Nous pouvons sans problème reformuler le débat ainsi :

« A l’avenir, plus de personnes dans le monde devront être capables de se nourrir par elles-mêmes. Nous devons donc prendre grand soin de la principale source de notre alimentation : les écosystèmes vivants de la planète, surtout le sol. Il est donc nécessaire de produire biologiquement. »

Pour davantage d’éléments et d’arguments scientifiques, consultez ici.

Le fossé de générations

La vision de la génération « révolution verte » d’après-guerre s’entrechoque souvent avec la vision de la jeune génération, qui considère souvent la durabilité comme une exigence première pour tout processus de production. La génération d’après-guerre glorifie souvent la science et la technologie, alors que la jeune génération place l’écosystème et le « faire soi-même » au centre de sa pensée. On peut voir ici un choc des paradigmes. Le philosophe écolo néerlandais Matthijs Schouten parle de deux « attitudes de base » conflictuelles, qu’il qualifie ainsi : le « dirigeant » et le « participant ».

« Le dirigeant »

L’attitude de base du dirigeant est de se considérer comme le maître de la création, utilisant son intelligence pour imposer sa volonté à la nature. Cette attitude de base caractérise la génération d’après-guerre de l’Europe du nord-ouest. Parmi les ruines de la seconde guerre mondiale, toute l’attention portait sur l’augmentation de la production. La technologie et la science étaient considérées de façon optimiste comme les solutions à toute pénurie. Nature & culture furent temporairement mises de côté. Pendant cette période, les quartiers historiques des villes furent démolis pour faire place à des centres commerciaux et aux autoroutes. La campagne, dans des pays comme les Pays-Bas, fut bouleversée pour moderniser l’agriculture avec l’utilisation massive de produits agrochimiques, de carburants fossiles et de machines. Un des résultats fut un énorme essor de la production alimentaire. Les autres conséquences plus néfastes n’ont été visibles que plus tard, et le sont encore aujourd’hui.

« Le participant »

L’attitude de base du participant est de se considérer comme faisant partie intégrante de la nature, au lieu d’être en opposition avec elle. Cette attitude séduit la plupart des gens aujourd’hui, surtout la génération la plus jeune. Elle est bâtie sur l’idée que les écosystèmes sont étroitement imbriqués et que dans l’évolution de la vie, la coopération et la symbiose sont au moins aussi importantes que la « lutte pour survivre ». En science biologique, Lynn Margulis a fait de grandes avancées dans ce domaine. Dans les années 60 et 70, ces nouvelles idées ont donné une nouvelle impulsion à l’agriculture biologique (biodynamique), petit mouvement dissident né dans les années 1920. L’agriculture biologique s’est graduellement développée, et une nouvelle attitude envers la planète est née : l’idée que les humains font partie de l’écosystème, qu’ils peuvent agir pour son maintien et même son enrichissement. Cette attitude de base séduit fortement les générations les plus jeunes.

☆ ☆ ☆

**Consigne 1:** Traduisez en anglais cette phrase de l'extrait : « Cette attitude de base caractérise la génération d’après-guerre de l’Europe du nord-ouest. »
**Consigne 2:** Recopiez à l'identique le passage de l'extrait qui va de « Nous pouvons sans » jusqu'à « scientifiques, consultez ici. » inclus.
**Consigne 3:**
Répondez à ces questions sur l'extrait :
(a) Quel philosophe parle de deux « attitudes de base » conflictuelles ?
(b) Dans quelles années est né le petit mouvement dissident de l'agriculture biologique ?
(c) Qu'est-ce qui fut démoli dans les villes pour faire place à des centres commerciaux et aux autoroutes ?
Les lignes ci-après constituent un matériau distinct de l'extrait.

(Lignes issues d'une collecte de données)
☆ ☆ ☆

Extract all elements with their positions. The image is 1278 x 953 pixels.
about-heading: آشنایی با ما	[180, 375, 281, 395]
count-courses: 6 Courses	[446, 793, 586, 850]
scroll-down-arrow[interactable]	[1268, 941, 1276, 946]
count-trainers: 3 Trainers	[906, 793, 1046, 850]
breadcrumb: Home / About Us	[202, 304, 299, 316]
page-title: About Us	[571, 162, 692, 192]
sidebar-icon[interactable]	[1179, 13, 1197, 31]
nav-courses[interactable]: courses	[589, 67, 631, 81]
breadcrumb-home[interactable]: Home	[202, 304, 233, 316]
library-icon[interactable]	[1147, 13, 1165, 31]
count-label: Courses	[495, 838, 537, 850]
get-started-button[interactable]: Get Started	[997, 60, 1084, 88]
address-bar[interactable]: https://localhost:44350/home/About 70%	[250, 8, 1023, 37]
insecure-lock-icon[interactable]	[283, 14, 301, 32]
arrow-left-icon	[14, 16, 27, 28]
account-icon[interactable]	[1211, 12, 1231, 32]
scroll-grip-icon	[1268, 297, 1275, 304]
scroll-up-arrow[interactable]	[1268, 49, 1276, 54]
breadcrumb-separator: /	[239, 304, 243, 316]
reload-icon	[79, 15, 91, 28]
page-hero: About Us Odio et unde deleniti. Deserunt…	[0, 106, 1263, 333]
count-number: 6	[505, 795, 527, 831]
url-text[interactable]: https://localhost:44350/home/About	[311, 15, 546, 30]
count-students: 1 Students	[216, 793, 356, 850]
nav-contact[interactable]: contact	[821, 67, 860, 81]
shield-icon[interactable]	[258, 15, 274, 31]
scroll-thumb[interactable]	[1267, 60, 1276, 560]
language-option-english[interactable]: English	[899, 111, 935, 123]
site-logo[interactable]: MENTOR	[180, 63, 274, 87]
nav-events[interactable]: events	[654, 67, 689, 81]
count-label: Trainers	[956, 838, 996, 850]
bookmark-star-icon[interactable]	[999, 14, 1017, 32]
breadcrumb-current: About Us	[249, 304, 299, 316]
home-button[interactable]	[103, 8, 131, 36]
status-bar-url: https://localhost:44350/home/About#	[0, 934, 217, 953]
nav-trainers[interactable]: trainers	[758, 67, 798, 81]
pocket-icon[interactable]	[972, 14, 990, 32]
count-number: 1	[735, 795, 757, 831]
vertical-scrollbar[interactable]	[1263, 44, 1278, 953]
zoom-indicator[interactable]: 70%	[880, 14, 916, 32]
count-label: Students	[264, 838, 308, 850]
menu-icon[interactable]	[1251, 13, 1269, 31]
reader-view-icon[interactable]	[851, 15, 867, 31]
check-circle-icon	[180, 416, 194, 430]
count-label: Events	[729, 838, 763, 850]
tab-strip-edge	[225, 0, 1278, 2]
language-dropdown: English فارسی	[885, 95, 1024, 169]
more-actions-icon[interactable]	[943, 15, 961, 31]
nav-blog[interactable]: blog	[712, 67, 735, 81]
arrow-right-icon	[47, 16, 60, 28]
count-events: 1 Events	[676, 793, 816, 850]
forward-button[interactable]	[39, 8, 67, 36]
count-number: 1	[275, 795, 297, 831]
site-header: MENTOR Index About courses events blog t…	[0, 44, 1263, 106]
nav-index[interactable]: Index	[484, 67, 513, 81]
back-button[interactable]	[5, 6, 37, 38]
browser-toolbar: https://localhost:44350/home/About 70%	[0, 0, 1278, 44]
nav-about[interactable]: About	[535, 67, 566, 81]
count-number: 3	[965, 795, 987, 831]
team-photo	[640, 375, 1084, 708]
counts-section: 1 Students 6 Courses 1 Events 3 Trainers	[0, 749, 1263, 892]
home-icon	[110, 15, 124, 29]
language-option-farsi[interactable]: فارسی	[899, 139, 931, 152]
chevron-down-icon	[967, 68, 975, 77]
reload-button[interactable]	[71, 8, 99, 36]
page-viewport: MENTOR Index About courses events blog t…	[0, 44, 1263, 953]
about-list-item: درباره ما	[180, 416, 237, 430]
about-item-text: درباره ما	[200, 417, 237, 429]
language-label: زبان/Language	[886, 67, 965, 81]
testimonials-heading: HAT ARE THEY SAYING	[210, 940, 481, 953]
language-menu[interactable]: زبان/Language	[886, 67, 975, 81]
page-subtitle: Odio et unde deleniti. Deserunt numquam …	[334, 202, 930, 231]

☆ ☆ ☆

**Réponse rédigée 1:** This basic attitude characterizes the post-war generation of northwestern Europe.

**Réponse rédigée 2:**
Nous pouvons sans problème reformuler le débat ainsi :

« A l’avenir, plus de personnes dans le monde devront être capables de se nourrir par elles-mêmes. Nous devons donc prendre grand soin de la principale source de notre alimentation : les écosystèmes vivants de la planète, surtout le sol. Il est donc nécessaire de produire biologiquement. »

Pour davantage d’éléments et d’arguments scientifiques, consultez ici.

**Réponse rédigée 3:**
(a) Matthijs Schouten, philosophe écolo néerlandais.
(b) Dans les années 1920.
(c) Les quartiers historiques des villes.